# WHAT YOU WILL DO
Reproduce every one of the following items word for word, preserving each character, number, and line break unchanged.

# SUPPLIED DATA
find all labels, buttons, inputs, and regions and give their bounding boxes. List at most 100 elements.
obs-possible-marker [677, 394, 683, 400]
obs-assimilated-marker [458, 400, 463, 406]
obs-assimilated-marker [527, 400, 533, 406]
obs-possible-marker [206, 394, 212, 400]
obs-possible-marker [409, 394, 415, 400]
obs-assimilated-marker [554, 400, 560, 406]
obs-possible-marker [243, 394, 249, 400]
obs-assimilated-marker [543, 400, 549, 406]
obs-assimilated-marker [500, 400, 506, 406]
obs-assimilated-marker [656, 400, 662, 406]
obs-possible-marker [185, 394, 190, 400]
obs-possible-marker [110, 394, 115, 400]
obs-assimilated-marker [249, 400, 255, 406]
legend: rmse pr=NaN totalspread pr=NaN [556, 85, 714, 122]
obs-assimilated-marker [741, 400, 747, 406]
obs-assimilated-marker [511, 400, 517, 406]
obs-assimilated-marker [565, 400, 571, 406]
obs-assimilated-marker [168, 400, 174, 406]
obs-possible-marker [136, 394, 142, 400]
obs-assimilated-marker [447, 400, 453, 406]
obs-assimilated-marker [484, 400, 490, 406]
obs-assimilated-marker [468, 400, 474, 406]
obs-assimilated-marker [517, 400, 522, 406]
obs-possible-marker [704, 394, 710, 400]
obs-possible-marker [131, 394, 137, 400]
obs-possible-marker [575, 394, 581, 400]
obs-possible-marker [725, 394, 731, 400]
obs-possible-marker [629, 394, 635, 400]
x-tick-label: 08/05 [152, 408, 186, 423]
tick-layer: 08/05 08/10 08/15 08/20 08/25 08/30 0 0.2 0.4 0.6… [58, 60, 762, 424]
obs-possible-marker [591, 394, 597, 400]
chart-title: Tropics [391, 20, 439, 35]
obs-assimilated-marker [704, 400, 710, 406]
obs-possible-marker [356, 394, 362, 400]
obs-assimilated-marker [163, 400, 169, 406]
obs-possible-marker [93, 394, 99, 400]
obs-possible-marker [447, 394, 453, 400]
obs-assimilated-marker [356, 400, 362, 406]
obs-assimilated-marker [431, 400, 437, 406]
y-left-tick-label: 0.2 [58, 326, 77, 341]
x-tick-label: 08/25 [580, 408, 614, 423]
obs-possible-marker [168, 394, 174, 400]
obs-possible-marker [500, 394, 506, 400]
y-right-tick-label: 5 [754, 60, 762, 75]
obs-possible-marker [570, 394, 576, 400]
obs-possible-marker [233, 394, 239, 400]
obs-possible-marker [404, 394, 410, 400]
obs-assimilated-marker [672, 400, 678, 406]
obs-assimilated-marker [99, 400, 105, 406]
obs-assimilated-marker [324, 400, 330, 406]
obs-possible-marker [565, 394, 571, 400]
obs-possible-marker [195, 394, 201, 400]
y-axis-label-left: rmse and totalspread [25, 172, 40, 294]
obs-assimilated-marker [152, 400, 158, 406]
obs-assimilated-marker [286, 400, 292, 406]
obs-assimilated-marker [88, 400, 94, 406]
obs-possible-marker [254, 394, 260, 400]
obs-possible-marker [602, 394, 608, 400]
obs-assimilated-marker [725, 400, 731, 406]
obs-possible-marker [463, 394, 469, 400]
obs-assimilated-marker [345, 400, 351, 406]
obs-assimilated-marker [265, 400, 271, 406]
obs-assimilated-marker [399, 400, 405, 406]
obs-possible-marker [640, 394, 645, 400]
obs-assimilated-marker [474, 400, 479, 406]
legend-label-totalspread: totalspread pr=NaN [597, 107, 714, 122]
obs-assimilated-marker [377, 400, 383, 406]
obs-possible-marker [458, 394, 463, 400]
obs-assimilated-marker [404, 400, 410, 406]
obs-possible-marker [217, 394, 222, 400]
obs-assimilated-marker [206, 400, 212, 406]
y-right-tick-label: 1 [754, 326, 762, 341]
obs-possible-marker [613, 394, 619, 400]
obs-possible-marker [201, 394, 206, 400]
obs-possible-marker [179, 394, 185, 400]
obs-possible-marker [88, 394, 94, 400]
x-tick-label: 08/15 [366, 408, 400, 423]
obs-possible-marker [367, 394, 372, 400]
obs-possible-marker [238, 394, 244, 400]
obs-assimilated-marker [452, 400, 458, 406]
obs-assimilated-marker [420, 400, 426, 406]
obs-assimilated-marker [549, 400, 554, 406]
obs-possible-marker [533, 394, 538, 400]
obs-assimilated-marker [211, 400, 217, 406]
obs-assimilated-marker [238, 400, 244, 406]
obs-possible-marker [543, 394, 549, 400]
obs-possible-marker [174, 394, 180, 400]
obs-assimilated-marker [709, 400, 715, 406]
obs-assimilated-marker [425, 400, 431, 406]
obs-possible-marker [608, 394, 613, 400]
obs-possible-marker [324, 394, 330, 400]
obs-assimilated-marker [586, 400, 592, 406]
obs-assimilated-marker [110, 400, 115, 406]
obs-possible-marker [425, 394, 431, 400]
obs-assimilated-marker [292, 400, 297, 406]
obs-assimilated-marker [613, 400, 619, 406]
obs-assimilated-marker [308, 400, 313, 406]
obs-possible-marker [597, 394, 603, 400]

# SOLUTION TO THIS PROBLEM
find all labels, buttons, inputs, and regions and give their bounding boxes. List at most 100 elements.
obs-possible-marker [677, 394, 683, 400]
obs-assimilated-marker [458, 400, 463, 406]
obs-assimilated-marker [527, 400, 533, 406]
obs-possible-marker [206, 394, 212, 400]
obs-possible-marker [409, 394, 415, 400]
obs-assimilated-marker [554, 400, 560, 406]
obs-possible-marker [243, 394, 249, 400]
obs-assimilated-marker [543, 400, 549, 406]
obs-assimilated-marker [500, 400, 506, 406]
obs-assimilated-marker [656, 400, 662, 406]
obs-possible-marker [185, 394, 190, 400]
obs-possible-marker [110, 394, 115, 400]
obs-assimilated-marker [249, 400, 255, 406]
legend: rmse pr=NaN totalspread pr=NaN [556, 85, 714, 122]
obs-assimilated-marker [741, 400, 747, 406]
obs-assimilated-marker [511, 400, 517, 406]
obs-assimilated-marker [565, 400, 571, 406]
obs-assimilated-marker [168, 400, 174, 406]
obs-possible-marker [136, 394, 142, 400]
obs-assimilated-marker [447, 400, 453, 406]
obs-assimilated-marker [484, 400, 490, 406]
obs-assimilated-marker [468, 400, 474, 406]
obs-assimilated-marker [517, 400, 522, 406]
obs-possible-marker [704, 394, 710, 400]
obs-possible-marker [131, 394, 137, 400]
obs-possible-marker [575, 394, 581, 400]
obs-possible-marker [725, 394, 731, 400]
obs-possible-marker [629, 394, 635, 400]
x-tick-label: 08/05 [152, 408, 186, 423]
tick-layer: 08/05 08/10 08/15 08/20 08/25 08/30 0 0.2 0.4 0.6… [58, 60, 762, 424]
obs-possible-marker [591, 394, 597, 400]
chart-title: Tropics [391, 20, 439, 35]
obs-assimilated-marker [704, 400, 710, 406]
obs-possible-marker [356, 394, 362, 400]
obs-assimilated-marker [163, 400, 169, 406]
obs-possible-marker [93, 394, 99, 400]
obs-possible-marker [447, 394, 453, 400]
obs-assimilated-marker [356, 400, 362, 406]
obs-assimilated-marker [431, 400, 437, 406]
y-left-tick-label: 0.2 [58, 326, 77, 341]
x-tick-label: 08/25 [580, 408, 614, 423]
obs-possible-marker [168, 394, 174, 400]
obs-possible-marker [500, 394, 506, 400]
y-right-tick-label: 5 [754, 60, 762, 75]
obs-possible-marker [570, 394, 576, 400]
obs-possible-marker [233, 394, 239, 400]
obs-possible-marker [404, 394, 410, 400]
obs-assimilated-marker [672, 400, 678, 406]
obs-assimilated-marker [99, 400, 105, 406]
obs-assimilated-marker [324, 400, 330, 406]
obs-possible-marker [565, 394, 571, 400]
obs-possible-marker [195, 394, 201, 400]
y-axis-label-left: rmse and totalspread [25, 172, 40, 294]
obs-assimilated-marker [152, 400, 158, 406]
obs-assimilated-marker [286, 400, 292, 406]
obs-assimilated-marker [88, 400, 94, 406]
obs-possible-marker [254, 394, 260, 400]
obs-possible-marker [602, 394, 608, 400]
obs-assimilated-marker [725, 400, 731, 406]
obs-possible-marker [463, 394, 469, 400]
obs-assimilated-marker [345, 400, 351, 406]
obs-assimilated-marker [265, 400, 271, 406]
obs-assimilated-marker [399, 400, 405, 406]
obs-possible-marker [640, 394, 645, 400]
obs-assimilated-marker [474, 400, 479, 406]
legend-label-totalspread: totalspread pr=NaN [597, 107, 714, 122]
obs-assimilated-marker [377, 400, 383, 406]
obs-possible-marker [458, 394, 463, 400]
obs-assimilated-marker [404, 400, 410, 406]
obs-possible-marker [217, 394, 222, 400]
obs-assimilated-marker [206, 400, 212, 406]
y-right-tick-label: 1 [754, 326, 762, 341]
obs-possible-marker [613, 394, 619, 400]
obs-possible-marker [201, 394, 206, 400]
obs-possible-marker [179, 394, 185, 400]
obs-possible-marker [88, 394, 94, 400]
x-tick-label: 08/15 [366, 408, 400, 423]
obs-possible-marker [367, 394, 372, 400]
obs-possible-marker [238, 394, 244, 400]
obs-assimilated-marker [452, 400, 458, 406]
obs-assimilated-marker [420, 400, 426, 406]
obs-assimilated-marker [549, 400, 554, 406]
obs-possible-marker [533, 394, 538, 400]
obs-assimilated-marker [211, 400, 217, 406]
obs-assimilated-marker [238, 400, 244, 406]
obs-possible-marker [543, 394, 549, 400]
obs-possible-marker [174, 394, 180, 400]
obs-assimilated-marker [709, 400, 715, 406]
obs-assimilated-marker [425, 400, 431, 406]
obs-possible-marker [608, 394, 613, 400]
obs-possible-marker [324, 394, 330, 400]
obs-assimilated-marker [586, 400, 592, 406]
obs-assimilated-marker [110, 400, 115, 406]
obs-possible-marker [425, 394, 431, 400]
obs-assimilated-marker [292, 400, 297, 406]
obs-assimilated-marker [613, 400, 619, 406]
obs-assimilated-marker [308, 400, 313, 406]
obs-possible-marker [597, 394, 603, 400]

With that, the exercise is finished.